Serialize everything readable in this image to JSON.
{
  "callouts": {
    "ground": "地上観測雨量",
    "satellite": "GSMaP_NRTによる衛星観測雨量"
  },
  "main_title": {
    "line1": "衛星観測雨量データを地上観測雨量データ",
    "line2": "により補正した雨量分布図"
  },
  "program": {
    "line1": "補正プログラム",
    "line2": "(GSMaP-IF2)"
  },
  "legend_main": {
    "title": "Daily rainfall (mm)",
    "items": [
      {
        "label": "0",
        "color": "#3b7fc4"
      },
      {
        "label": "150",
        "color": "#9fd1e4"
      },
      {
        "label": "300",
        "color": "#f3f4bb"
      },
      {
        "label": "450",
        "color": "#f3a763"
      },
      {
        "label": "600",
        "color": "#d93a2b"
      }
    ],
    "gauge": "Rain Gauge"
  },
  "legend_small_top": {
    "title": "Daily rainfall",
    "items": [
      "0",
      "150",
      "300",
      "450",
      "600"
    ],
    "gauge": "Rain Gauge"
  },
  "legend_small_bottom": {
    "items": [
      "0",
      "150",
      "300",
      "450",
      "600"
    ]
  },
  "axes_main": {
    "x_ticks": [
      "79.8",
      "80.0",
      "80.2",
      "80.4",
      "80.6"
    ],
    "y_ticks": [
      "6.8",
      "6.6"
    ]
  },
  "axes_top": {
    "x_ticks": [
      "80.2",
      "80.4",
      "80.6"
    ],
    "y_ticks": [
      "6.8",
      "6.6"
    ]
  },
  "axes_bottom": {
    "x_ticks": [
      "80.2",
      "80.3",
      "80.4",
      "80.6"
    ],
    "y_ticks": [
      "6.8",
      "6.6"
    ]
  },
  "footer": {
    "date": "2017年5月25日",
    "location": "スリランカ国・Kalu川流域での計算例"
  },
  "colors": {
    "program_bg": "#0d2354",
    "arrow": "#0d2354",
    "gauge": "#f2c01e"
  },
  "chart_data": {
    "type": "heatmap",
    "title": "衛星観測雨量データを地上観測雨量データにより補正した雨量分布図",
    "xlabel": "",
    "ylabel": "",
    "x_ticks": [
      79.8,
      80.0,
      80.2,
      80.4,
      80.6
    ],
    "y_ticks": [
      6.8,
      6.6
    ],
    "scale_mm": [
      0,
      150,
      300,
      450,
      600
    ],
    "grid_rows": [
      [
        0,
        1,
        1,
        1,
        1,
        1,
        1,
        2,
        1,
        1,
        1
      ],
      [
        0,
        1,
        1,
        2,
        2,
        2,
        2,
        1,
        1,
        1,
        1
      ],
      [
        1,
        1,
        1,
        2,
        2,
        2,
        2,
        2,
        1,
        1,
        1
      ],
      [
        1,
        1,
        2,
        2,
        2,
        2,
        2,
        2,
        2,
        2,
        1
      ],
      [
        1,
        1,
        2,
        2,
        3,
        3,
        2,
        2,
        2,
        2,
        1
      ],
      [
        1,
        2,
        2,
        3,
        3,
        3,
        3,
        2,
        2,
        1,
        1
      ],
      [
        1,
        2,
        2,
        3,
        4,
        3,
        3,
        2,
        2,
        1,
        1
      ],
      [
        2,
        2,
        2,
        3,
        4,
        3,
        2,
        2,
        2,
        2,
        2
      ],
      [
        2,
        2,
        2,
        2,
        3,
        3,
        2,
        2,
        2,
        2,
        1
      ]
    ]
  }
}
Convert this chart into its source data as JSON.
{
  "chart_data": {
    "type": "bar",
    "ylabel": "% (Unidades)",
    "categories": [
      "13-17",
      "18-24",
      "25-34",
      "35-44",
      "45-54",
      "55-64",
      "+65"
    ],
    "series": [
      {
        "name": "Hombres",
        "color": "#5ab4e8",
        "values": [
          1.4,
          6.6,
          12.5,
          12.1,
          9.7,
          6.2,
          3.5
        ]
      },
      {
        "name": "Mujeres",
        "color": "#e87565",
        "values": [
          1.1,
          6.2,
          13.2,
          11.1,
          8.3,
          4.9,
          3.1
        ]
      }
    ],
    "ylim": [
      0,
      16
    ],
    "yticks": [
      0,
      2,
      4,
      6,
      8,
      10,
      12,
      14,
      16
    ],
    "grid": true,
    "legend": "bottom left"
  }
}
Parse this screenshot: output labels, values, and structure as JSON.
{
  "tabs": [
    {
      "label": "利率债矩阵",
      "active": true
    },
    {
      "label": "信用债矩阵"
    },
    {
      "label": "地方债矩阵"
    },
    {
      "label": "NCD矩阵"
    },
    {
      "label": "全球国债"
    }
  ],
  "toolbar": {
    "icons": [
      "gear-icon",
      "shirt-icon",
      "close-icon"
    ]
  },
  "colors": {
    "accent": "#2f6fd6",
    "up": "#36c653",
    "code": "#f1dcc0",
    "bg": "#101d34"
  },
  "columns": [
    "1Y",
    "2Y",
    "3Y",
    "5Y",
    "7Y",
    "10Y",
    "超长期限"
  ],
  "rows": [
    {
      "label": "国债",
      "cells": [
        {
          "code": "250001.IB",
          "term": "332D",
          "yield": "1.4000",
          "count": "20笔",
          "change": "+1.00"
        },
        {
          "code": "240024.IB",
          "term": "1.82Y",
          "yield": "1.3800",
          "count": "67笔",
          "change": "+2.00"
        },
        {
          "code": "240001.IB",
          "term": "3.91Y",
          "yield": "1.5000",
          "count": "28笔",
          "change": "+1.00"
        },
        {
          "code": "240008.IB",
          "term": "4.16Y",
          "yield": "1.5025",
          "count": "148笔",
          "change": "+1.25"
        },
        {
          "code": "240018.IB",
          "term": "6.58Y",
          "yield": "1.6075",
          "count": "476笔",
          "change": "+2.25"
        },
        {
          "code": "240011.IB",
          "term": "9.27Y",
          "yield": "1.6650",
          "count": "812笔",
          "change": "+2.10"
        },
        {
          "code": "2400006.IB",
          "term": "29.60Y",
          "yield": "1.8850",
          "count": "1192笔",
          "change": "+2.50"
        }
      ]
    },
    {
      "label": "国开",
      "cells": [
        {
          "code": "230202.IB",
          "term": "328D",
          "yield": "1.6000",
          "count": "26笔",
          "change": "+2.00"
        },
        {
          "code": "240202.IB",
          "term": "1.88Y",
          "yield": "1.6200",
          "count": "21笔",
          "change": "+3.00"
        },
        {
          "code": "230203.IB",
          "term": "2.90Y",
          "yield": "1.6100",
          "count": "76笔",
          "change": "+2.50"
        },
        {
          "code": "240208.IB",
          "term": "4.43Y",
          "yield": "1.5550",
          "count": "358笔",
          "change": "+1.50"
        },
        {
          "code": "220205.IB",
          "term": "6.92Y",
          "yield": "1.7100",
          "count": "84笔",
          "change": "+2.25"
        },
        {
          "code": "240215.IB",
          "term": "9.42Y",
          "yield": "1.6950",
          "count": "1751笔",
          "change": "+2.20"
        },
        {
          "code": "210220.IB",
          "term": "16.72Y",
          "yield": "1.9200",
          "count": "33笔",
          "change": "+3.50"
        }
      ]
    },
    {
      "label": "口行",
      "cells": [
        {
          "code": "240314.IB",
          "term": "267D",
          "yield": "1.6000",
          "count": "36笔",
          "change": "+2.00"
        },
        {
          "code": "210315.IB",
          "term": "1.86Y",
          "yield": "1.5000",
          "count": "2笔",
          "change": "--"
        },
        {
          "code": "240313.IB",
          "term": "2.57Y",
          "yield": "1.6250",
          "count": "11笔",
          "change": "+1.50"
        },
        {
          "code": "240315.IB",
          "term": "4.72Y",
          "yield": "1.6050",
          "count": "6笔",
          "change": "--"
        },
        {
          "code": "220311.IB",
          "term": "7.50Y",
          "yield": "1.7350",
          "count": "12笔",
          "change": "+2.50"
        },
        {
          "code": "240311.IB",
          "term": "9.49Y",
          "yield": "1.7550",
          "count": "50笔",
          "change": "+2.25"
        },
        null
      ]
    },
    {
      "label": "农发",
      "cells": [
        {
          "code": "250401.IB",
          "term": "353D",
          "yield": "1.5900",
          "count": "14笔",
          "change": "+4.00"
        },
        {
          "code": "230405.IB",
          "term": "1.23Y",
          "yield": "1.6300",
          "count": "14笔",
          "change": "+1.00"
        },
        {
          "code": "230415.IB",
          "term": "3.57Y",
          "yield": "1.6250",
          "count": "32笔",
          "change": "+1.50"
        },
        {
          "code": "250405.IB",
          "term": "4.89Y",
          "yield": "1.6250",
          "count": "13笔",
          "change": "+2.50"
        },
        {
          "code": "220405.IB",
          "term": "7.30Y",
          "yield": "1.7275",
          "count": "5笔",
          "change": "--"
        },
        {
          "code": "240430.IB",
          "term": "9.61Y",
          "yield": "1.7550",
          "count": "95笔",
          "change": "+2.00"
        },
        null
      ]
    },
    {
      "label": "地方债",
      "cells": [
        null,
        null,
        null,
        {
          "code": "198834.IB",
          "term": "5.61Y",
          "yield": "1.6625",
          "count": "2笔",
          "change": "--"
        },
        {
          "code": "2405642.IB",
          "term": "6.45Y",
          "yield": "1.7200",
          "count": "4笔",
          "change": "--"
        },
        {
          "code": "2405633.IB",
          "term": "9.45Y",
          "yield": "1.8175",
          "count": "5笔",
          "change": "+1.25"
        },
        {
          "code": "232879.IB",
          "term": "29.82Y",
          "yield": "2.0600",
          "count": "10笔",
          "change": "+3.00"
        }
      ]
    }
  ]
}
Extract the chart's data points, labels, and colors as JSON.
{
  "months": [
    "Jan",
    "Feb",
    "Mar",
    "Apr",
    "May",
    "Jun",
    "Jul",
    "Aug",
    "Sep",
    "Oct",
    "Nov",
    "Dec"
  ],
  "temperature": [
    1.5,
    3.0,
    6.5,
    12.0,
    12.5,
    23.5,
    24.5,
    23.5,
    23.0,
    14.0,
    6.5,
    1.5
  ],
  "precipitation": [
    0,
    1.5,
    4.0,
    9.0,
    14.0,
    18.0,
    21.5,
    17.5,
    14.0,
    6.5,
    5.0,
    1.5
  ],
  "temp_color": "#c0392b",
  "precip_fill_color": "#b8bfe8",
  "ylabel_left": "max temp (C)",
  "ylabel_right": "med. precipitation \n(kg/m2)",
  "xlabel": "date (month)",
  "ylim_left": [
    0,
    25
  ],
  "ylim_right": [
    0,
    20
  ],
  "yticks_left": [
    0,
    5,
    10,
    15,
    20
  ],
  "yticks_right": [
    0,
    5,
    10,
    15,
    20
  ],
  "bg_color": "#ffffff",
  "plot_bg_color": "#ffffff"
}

--*--

> _Exercise objective_
With the line containing "Extract the chart's" as the first and the last line of the records as the final one, print exactly the lines in that span.

> _Output of the task_
Extract the chart's data points, labels, and colors as JSON.
{
  "months": [
    "Jan",
    "Feb",
    "Mar",
    "Apr",
    "May",
    "Jun",
    "Jul",
    "Aug",
    "Sep",
    "Oct",
    "Nov",
    "Dec"
  ],
  "temperature": [
    1.5,
    3.0,
    6.5,
    12.0,
    12.5,
    23.5,
    24.5,
    23.5,
    23.0,
    14.0,
    6.5,
    1.5
  ],
  "precipitation": [
    0,
    1.5,
    4.0,
    9.0,
    14.0,
    18.0,
    21.5,
    17.5,
    14.0,
    6.5,
    5.0,
    1.5
  ],
  "temp_color": "#c0392b",
  "precip_fill_color": "#b8bfe8",
  "ylabel_left": "max temp (C)",
  "ylabel_right": "med. precipitation \n(kg/m2)",
  "xlabel": "date (month)",
  "ylim_left": [
    0,
    25
  ],
  "ylim_right": [
    0,
    20
  ],
  "yticks_left": [
    0,
    5,
    10,
    15,
    20
  ],
  "yticks_right": [
    0,
    5,
    10,
    15,
    20
  ],
  "bg_color": "#ffffff",
  "plot_bg_color": "#ffffff"
}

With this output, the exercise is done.